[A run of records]

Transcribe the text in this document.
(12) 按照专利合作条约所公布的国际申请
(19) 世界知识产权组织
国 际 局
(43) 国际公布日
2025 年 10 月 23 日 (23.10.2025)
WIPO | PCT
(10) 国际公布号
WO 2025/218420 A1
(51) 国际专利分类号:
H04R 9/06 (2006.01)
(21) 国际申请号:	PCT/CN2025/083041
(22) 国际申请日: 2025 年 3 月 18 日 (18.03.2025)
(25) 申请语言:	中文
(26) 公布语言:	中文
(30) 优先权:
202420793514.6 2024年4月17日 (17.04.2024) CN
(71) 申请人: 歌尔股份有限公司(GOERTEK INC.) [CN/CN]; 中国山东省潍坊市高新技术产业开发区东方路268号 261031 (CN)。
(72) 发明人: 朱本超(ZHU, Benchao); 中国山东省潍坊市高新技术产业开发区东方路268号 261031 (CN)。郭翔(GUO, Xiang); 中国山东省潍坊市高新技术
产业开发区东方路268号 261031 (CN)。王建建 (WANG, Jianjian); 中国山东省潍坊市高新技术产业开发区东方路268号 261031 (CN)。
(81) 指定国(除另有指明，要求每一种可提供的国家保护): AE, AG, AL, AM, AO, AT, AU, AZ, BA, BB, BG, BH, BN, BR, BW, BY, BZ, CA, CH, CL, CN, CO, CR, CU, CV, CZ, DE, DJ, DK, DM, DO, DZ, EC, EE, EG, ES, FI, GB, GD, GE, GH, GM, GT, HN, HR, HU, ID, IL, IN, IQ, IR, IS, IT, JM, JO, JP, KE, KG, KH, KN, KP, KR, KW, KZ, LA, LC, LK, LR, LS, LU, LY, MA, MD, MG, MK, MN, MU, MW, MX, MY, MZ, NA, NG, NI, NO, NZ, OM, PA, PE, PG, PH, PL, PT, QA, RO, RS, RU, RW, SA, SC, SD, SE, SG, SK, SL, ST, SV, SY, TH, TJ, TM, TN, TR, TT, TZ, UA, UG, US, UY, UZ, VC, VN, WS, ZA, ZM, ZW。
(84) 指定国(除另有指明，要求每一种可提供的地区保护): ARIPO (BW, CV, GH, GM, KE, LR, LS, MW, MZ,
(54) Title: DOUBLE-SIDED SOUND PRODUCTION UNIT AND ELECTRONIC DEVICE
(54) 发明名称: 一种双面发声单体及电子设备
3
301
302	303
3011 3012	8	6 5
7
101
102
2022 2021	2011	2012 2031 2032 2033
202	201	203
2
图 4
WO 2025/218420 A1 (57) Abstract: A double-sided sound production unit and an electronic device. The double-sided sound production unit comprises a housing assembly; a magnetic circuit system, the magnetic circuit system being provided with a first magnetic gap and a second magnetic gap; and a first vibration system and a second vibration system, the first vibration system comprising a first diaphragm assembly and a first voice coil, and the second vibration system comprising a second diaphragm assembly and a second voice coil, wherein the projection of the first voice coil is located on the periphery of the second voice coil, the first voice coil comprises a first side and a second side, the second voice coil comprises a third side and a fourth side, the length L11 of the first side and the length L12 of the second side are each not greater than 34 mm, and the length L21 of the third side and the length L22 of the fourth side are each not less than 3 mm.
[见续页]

▸ WORK INSTRUCTIONS: Print the records above exactly as they appear.

▸ ANSWER TO THE TASK:
Transcribe the text in this document.
(12) 按照专利合作条约所公布的国际申请
(19) 世界知识产权组织
国 际 局
(43) 国际公布日
2025 年 10 月 23 日 (23.10.2025)
WIPO | PCT
(10) 国际公布号
WO 2025/218420 A1
(51) 国际专利分类号:
H04R 9/06 (2006.01)
(21) 国际申请号:	PCT/CN2025/083041
(22) 国际申请日: 2025 年 3 月 18 日 (18.03.2025)
(25) 申请语言:	中文
(26) 公布语言:	中文
(30) 优先权:
202420793514.6 2024年4月17日 (17.04.2024) CN
(71) 申请人: 歌尔股份有限公司(GOERTEK INC.) [CN/CN]; 中国山东省潍坊市高新技术产业开发区东方路268号 261031 (CN)。
(72) 发明人: 朱本超(ZHU, Benchao); 中国山东省潍坊市高新技术产业开发区东方路268号 261031 (CN)。郭翔(GUO, Xiang); 中国山东省潍坊市高新技术
产业开发区东方路268号 261031 (CN)。王建建 (WANG, Jianjian); 中国山东省潍坊市高新技术产业开发区东方路268号 261031 (CN)。
(81) 指定国(除另有指明，要求每一种可提供的国家保护): AE, AG, AL, AM, AO, AT, AU, AZ, BA, BB, BG, BH, BN, BR, BW, BY, BZ, CA, CH, CL, CN, CO, CR, CU, CV, CZ, DE, DJ, DK, DM, DO, DZ, EC, EE, EG, ES, FI, GB, GD, GE, GH, GM, GT, HN, HR, HU, ID, IL, IN, IQ, IR, IS, IT, JM, JO, JP, KE, KG, KH, KN, KP, KR, KW, KZ, LA, LC, LK, LR, LS, LU, LY, MA, MD, MG, MK, MN, MU, MW, MX, MY, MZ, NA, NG, NI, NO, NZ, OM, PA, PE, PG, PH, PL, PT, QA, RO, RS, RU, RW, SA, SC, SD, SE, SG, SK, SL, ST, SV, SY, TH, TJ, TM, TN, TR, TT, TZ, UA, UG, US, UY, UZ, VC, VN, WS, ZA, ZM, ZW。
(84) 指定国(除另有指明，要求每一种可提供的地区保护): ARIPO (BW, CV, GH, GM, KE, LR, LS, MW, MZ,
(54) Title: DOUBLE-SIDED SOUND PRODUCTION UNIT AND ELECTRONIC DEVICE
(54) 发明名称: 一种双面发声单体及电子设备
3
301
302	303
3011 3012	8	6 5
7
101
102
2022 2021	2011	2012 2031 2032 2033
202	201	203
2
图 4
WO 2025/218420 A1 (57) Abstract: A double-sided sound production unit and an electronic device. The double-sided sound production unit comprises a housing assembly; a magnetic circuit system, the magnetic circuit system being provided with a first magnetic gap and a second magnetic gap; and a first vibration system and a second vibration system, the first vibration system comprising a first diaphragm assembly and a first voice coil, and the second vibration system comprising a second diaphragm assembly and a second voice coil, wherein the projection of the first voice coil is located on the periphery of the second voice coil, the first voice coil comprises a first side and a second side, the second voice coil comprises a third side and a fourth side, the length L11 of the first side and the length L12 of the second side are each not greater than 34 mm, and the length L21 of the third side and the length L22 of the fourth side are each not less than 3 mm.
[见续页]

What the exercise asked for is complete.